··· Source material ···
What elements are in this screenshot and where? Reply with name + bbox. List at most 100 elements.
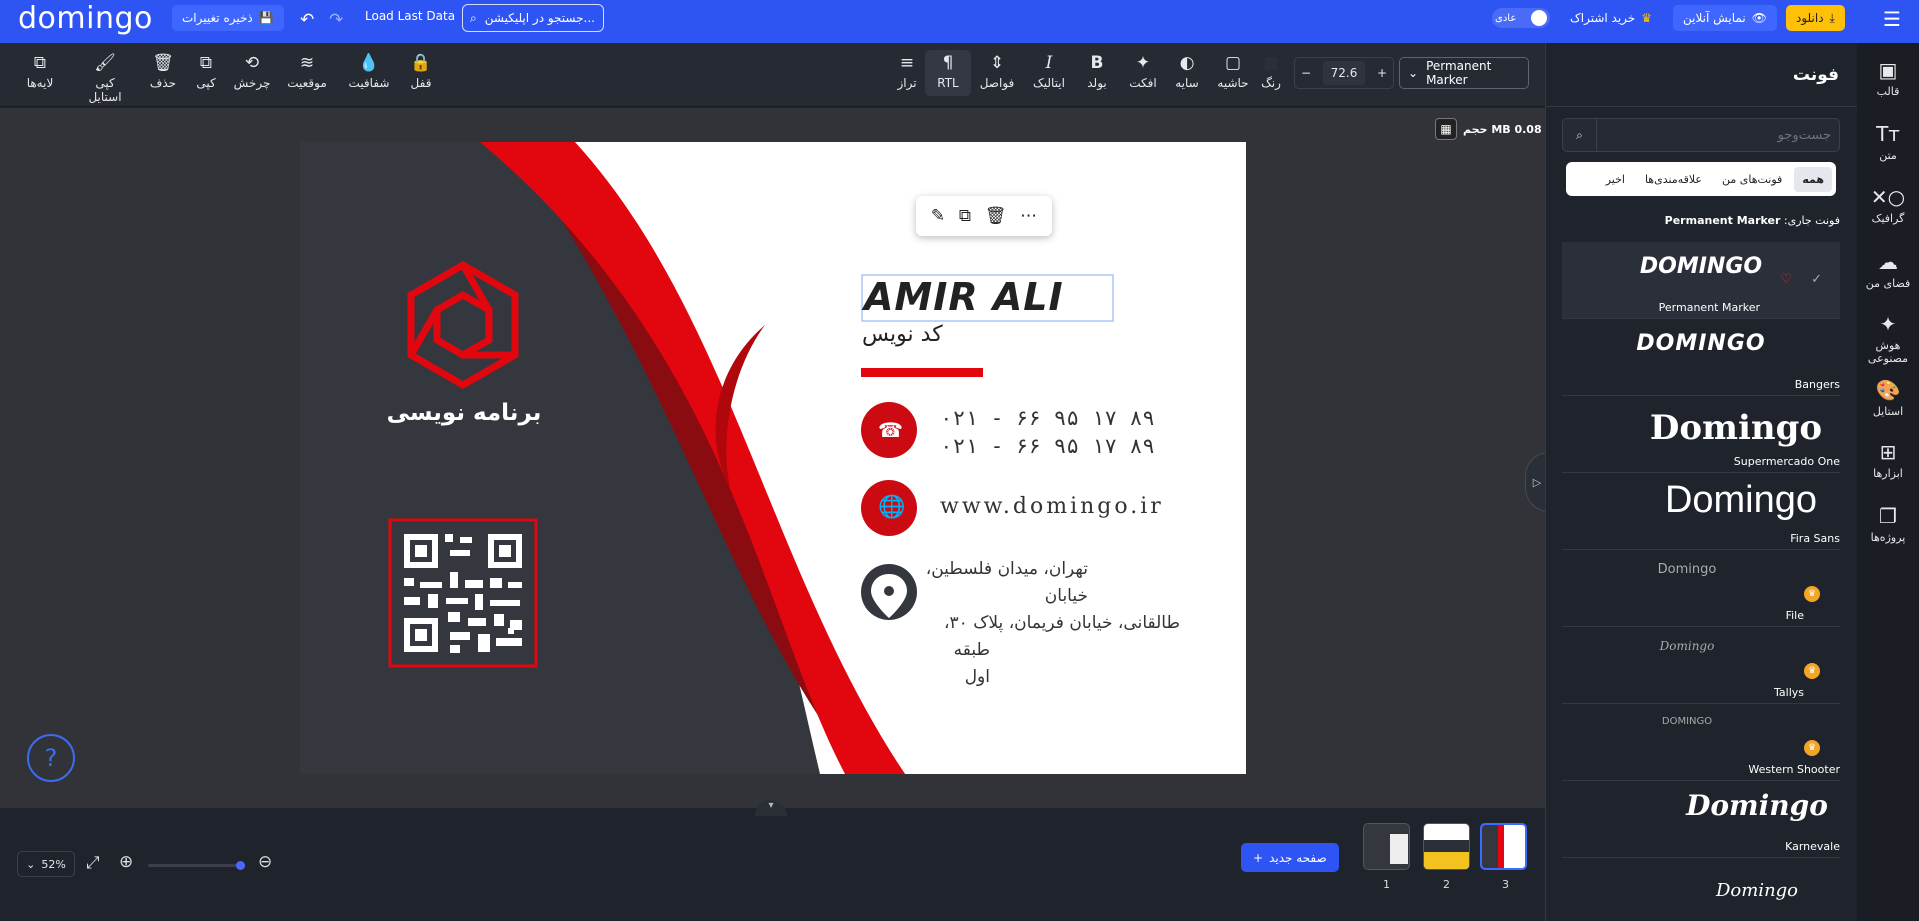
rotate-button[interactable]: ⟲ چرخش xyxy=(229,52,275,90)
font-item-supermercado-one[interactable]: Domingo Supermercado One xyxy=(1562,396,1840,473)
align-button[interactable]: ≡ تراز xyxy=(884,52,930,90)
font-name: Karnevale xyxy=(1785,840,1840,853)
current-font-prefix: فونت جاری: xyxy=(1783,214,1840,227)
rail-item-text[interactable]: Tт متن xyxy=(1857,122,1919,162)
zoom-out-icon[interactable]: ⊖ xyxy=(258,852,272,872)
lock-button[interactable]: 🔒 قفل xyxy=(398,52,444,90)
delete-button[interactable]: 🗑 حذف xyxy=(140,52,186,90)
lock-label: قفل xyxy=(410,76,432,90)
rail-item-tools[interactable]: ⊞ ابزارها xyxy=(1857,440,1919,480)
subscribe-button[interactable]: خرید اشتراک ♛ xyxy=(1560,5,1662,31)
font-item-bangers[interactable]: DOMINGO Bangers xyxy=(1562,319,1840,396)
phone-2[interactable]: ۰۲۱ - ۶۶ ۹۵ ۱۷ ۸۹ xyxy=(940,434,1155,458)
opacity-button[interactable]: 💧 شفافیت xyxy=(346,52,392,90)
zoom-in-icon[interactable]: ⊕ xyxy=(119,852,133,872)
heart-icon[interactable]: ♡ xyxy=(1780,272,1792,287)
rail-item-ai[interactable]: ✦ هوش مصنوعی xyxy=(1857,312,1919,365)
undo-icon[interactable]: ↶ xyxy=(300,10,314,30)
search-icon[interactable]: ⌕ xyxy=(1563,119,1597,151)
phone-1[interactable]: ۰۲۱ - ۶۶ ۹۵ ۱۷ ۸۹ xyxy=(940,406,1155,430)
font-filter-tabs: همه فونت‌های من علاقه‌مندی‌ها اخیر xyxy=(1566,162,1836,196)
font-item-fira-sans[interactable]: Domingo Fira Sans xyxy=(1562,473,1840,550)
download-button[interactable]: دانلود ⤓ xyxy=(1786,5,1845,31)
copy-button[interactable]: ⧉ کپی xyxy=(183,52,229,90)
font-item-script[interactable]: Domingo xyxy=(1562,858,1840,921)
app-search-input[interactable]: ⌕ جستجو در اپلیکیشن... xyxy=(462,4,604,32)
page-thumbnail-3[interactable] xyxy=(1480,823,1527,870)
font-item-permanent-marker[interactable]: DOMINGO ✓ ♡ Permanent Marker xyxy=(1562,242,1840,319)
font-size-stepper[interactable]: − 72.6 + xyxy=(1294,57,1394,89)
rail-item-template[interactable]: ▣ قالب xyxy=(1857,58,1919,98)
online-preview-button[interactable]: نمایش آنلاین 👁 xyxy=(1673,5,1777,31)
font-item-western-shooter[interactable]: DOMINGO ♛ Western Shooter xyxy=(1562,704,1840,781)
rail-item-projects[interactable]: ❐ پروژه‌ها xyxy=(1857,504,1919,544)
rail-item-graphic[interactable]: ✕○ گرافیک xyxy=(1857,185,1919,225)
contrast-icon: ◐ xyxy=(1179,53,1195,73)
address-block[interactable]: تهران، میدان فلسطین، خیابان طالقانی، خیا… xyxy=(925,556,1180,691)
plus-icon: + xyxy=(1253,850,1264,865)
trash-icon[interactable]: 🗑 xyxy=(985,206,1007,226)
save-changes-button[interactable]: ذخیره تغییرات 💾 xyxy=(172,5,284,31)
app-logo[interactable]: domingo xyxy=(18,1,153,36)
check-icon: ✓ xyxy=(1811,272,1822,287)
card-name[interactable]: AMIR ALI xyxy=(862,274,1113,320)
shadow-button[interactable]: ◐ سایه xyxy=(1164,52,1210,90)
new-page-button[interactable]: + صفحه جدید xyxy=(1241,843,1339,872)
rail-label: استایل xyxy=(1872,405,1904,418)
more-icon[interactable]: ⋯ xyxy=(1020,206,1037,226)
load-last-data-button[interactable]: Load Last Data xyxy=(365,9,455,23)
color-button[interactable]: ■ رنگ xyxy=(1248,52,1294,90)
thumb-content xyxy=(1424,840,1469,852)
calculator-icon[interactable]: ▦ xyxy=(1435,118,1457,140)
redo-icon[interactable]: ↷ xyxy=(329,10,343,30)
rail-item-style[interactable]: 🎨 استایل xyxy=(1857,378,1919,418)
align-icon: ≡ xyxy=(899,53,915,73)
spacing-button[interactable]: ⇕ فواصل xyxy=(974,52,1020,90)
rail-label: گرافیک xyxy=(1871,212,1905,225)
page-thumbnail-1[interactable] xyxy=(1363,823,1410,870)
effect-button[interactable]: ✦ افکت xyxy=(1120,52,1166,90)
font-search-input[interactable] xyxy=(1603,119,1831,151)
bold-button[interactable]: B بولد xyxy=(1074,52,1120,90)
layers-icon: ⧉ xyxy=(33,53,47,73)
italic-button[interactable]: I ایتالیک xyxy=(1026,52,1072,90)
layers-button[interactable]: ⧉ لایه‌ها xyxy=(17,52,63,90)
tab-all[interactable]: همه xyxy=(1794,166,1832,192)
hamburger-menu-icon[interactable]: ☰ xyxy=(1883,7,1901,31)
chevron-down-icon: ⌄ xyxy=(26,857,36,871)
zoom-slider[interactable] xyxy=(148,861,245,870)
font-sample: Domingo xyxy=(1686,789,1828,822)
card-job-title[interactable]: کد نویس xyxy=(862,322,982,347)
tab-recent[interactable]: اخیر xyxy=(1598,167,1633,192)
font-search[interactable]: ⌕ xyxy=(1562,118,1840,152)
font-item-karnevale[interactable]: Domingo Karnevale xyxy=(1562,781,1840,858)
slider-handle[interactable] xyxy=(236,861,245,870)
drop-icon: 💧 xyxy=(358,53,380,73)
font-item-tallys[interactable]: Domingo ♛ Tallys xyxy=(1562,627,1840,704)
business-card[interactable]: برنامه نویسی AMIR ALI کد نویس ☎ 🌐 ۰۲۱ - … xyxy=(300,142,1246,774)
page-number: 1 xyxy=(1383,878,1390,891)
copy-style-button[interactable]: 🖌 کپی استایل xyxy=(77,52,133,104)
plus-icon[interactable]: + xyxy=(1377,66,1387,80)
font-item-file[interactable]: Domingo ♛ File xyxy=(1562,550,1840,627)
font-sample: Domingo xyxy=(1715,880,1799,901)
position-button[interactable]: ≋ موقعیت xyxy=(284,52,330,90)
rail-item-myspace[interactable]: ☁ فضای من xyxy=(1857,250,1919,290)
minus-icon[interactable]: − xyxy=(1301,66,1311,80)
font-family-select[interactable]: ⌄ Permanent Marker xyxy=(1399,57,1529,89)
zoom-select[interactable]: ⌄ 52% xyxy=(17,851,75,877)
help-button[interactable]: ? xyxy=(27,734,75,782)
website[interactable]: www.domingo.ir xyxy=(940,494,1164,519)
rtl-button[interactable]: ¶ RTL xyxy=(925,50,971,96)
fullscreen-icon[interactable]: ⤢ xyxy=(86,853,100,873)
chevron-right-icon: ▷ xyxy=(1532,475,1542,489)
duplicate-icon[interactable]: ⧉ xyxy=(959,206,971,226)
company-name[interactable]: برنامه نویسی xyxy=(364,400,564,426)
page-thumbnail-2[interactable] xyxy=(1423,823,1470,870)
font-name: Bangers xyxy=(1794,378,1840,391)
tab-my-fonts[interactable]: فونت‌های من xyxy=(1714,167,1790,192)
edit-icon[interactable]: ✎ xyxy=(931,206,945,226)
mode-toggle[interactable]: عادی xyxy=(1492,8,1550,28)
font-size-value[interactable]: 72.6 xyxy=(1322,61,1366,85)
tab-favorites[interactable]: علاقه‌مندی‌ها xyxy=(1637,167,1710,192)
···
··· Source material ···
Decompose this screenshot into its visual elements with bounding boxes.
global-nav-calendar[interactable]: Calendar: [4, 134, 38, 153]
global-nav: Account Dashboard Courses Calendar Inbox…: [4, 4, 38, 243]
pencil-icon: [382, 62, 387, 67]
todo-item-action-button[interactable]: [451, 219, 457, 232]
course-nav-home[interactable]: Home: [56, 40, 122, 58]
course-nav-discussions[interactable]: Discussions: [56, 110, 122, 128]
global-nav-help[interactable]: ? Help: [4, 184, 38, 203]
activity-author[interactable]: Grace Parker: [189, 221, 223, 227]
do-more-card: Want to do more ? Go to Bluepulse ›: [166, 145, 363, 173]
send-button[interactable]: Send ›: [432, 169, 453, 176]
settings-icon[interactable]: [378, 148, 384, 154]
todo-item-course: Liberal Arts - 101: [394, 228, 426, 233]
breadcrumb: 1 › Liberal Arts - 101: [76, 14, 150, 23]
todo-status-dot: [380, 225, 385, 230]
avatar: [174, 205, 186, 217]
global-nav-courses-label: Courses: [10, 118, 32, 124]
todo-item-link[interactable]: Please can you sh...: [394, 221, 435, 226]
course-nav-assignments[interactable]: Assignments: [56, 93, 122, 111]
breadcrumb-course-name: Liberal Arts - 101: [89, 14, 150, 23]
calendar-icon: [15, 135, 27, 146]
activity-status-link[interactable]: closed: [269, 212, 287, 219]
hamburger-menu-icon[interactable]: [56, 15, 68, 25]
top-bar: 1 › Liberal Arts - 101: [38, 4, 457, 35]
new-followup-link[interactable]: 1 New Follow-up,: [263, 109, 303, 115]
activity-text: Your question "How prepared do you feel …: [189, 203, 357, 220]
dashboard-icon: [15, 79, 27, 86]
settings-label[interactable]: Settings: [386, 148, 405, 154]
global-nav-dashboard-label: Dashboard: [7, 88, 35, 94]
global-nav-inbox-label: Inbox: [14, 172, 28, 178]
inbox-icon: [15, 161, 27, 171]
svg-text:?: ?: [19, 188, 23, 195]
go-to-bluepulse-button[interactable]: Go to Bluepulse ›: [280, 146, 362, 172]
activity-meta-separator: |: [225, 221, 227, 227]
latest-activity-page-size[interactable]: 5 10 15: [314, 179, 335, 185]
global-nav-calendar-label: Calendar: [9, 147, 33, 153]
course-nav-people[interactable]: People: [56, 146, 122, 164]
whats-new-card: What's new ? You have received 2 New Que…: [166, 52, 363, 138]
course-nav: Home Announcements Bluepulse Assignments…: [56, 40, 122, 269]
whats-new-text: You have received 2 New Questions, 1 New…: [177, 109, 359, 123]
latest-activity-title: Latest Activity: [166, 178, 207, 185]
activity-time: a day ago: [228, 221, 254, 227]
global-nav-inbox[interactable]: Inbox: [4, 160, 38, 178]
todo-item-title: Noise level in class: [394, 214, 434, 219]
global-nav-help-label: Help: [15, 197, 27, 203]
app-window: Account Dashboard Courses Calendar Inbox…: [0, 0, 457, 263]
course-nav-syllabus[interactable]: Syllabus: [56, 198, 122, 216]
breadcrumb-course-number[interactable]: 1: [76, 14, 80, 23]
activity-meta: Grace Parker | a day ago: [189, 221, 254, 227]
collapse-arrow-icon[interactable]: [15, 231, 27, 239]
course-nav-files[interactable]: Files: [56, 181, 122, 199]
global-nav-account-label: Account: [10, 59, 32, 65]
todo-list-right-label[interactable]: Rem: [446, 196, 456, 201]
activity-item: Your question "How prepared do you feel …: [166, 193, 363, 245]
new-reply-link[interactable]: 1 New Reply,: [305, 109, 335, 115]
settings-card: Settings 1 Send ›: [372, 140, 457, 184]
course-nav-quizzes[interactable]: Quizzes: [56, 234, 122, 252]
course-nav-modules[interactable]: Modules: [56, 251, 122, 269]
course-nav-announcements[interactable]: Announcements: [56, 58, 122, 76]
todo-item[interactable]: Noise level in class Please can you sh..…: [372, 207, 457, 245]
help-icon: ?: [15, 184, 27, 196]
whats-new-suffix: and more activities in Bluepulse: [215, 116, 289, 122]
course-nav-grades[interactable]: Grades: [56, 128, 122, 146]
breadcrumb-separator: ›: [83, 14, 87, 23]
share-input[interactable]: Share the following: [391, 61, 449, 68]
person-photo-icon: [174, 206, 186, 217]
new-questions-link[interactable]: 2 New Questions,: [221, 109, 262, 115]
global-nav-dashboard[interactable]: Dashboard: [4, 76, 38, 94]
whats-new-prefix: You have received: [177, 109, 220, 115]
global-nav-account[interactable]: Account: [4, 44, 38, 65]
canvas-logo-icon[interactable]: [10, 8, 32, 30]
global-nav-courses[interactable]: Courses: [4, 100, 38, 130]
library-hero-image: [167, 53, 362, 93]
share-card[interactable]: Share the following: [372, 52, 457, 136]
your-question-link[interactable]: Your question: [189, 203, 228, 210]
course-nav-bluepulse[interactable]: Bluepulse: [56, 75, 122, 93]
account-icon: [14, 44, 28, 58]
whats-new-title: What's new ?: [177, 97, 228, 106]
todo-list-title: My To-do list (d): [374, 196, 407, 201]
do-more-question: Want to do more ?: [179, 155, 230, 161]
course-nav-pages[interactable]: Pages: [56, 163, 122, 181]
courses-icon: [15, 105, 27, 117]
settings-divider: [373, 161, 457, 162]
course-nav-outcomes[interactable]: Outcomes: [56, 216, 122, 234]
···
··· Source material ···
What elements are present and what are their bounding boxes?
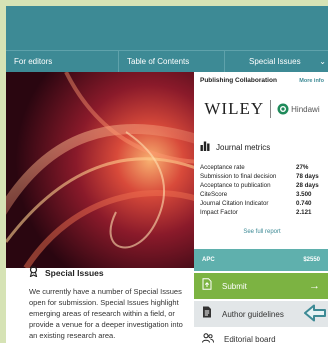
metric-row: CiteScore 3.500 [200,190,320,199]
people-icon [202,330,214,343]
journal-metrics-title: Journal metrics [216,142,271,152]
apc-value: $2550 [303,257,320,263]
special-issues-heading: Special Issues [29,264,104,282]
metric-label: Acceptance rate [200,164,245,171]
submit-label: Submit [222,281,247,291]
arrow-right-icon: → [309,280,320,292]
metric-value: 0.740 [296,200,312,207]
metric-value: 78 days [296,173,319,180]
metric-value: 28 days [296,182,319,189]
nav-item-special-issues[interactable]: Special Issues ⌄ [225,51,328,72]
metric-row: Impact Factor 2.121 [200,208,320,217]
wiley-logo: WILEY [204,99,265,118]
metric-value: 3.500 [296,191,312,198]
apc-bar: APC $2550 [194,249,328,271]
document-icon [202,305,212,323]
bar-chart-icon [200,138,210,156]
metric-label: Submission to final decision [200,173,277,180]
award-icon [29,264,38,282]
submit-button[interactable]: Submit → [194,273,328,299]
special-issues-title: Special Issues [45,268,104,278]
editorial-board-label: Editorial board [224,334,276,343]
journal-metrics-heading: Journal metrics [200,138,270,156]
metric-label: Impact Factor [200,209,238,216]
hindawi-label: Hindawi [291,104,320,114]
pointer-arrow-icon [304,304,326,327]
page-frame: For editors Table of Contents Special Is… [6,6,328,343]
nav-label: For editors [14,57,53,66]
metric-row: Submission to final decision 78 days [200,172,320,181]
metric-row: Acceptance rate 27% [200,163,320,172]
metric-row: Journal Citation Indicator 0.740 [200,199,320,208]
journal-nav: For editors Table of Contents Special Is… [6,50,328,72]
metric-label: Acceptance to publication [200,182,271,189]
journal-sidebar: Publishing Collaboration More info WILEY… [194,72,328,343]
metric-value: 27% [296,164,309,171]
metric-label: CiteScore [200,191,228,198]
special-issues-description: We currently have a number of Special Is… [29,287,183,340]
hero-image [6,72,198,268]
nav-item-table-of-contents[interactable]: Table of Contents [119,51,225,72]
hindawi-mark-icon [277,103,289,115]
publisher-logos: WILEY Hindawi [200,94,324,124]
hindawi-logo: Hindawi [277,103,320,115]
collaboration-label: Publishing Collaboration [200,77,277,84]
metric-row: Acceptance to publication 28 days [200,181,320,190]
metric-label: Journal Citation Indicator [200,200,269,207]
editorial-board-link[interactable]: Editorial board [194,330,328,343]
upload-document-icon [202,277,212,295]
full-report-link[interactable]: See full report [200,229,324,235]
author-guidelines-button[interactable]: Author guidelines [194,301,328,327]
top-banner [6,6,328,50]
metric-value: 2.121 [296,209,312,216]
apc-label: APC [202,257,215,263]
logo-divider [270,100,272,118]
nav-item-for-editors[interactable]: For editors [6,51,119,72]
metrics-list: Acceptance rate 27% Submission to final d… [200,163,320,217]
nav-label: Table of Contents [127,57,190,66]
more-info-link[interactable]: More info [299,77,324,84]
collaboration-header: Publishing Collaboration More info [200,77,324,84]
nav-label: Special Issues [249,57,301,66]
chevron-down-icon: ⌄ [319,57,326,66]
···
* **Work instructions**: Taking the data from the line that contains "rotate-button[interactable]: ⟲ چرخش" through the line that contains "font-name: Karnevale xyxy=(1785,840,1840,853)", rename "Karnevale" as "Vazirmatn" and give those lines again, otherwise unchanged.

* **Result of this task**:
rotate-button[interactable]: ⟲ چرخش xyxy=(229,52,275,90)
font-item-supermercado-one[interactable]: Domingo Supermercado One xyxy=(1562,396,1840,473)
align-button[interactable]: ≡ تراز xyxy=(884,52,930,90)
font-name: Vazirmatn xyxy=(1785,840,1840,853)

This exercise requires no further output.